##### DATA EXCERPTS #####

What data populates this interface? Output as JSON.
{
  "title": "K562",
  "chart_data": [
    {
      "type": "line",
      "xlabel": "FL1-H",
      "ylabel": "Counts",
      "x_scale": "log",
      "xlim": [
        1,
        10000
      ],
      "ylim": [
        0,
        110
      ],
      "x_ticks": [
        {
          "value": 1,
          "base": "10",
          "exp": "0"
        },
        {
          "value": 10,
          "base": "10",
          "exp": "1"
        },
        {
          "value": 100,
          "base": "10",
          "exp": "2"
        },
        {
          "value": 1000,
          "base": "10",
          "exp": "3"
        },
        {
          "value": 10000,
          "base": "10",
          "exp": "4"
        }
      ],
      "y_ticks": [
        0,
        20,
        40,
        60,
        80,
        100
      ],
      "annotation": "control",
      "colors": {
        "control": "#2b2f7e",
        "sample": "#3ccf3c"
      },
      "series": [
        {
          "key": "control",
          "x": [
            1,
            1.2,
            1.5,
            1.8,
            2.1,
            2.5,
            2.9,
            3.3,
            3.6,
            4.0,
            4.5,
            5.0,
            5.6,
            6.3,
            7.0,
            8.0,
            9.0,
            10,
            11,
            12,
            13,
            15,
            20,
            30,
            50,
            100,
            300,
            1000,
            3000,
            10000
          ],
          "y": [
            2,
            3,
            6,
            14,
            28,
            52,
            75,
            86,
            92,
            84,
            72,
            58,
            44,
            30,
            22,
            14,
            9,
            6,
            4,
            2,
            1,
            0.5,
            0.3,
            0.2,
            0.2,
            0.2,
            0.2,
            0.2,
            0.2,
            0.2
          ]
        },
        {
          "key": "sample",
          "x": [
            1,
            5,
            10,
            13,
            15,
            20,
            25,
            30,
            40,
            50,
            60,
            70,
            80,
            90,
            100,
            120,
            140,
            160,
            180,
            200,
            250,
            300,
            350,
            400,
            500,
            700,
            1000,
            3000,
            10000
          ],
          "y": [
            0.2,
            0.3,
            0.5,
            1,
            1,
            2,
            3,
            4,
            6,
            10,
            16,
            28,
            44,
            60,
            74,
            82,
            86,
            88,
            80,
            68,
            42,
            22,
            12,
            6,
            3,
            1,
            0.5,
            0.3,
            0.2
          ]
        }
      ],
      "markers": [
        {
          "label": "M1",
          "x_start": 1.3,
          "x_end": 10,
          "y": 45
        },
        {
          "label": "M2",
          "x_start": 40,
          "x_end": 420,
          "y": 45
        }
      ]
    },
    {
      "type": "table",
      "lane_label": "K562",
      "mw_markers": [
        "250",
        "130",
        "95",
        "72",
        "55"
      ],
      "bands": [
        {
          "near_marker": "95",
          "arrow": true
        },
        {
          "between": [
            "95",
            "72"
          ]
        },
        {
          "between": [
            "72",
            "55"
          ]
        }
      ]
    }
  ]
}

#####

Each line of the material should be duplicated exactly, please.

## FINISHED ANSWER
What data populates this interface? Output as JSON.
{
  "title": "K562",
  "chart_data": [
    {
      "type": "line",
      "xlabel": "FL1-H",
      "ylabel": "Counts",
      "x_scale": "log",
      "xlim": [
        1,
        10000
      ],
      "ylim": [
        0,
        110
      ],
      "x_ticks": [
        {
          "value": 1,
          "base": "10",
          "exp": "0"
        },
        {
          "value": 10,
          "base": "10",
          "exp": "1"
        },
        {
          "value": 100,
          "base": "10",
          "exp": "2"
        },
        {
          "value": 1000,
          "base": "10",
          "exp": "3"
        },
        {
          "value": 10000,
          "base": "10",
          "exp": "4"
        }
      ],
      "y_ticks": [
        0,
        20,
        40,
        60,
        80,
        100
      ],
      "annotation": "control",
      "colors": {
        "control": "#2b2f7e",
        "sample": "#3ccf3c"
      },
      "series": [
        {
          "key": "control",
          "x": [
            1,
            1.2,
            1.5,
            1.8,
            2.1,
            2.5,
            2.9,
            3.3,
            3.6,
            4.0,
            4.5,
            5.0,
            5.6,
            6.3,
            7.0,
            8.0,
            9.0,
            10,
            11,
            12,
            13,
            15,
            20,
            30,
            50,
            100,
            300,
            1000,
            3000,
            10000
          ],
          "y": [
            2,
            3,
            6,
            14,
            28,
            52,
            75,
            86,
            92,
            84,
            72,
            58,
            44,
            30,
            22,
            14,
            9,
            6,
            4,
            2,
            1,
            0.5,
            0.3,
            0.2,
            0.2,
            0.2,
            0.2,
            0.2,
            0.2,
            0.2
          ]
        },
        {
          "key": "sample",
          "x": [
            1,
            5,
            10,
            13,
            15,
            20,
            25,
            30,
            40,
            50,
            60,
            70,
            80,
            90,
            100,
            120,
            140,
            160,
            180,
            200,
            250,
            300,
            350,
            400,
            500,
            700,
            1000,
            3000,
            10000
          ],
          "y": [
            0.2,
            0.3,
            0.5,
            1,
            1,
            2,
            3,
            4,
            6,
            10,
            16,
            28,
            44,
            60,
            74,
            82,
            86,
            88,
            80,
            68,
            42,
            22,
            12,
            6,
            3,
            1,
            0.5,
            0.3,
            0.2
          ]
        }
      ],
      "markers": [
        {
          "label": "M1",
          "x_start": 1.3,
          "x_end": 10,
          "y": 45
        },
        {
          "label": "M2",
          "x_start": 40,
          "x_end": 420,
          "y": 45
        }
      ]
    },
    {
      "type": "table",
      "lane_label": "K562",
      "mw_markers": [
        "250",
        "130",
        "95",
        "72",
        "55"
      ],
      "bands": [
        {
          "near_marker": "95",
          "arrow": true
        },
        {
          "between": [
            "95",
            "72"
          ]
        },
        {
          "between": [
            "72",
            "55"
          ]
        }
      ]
    }
  ]
}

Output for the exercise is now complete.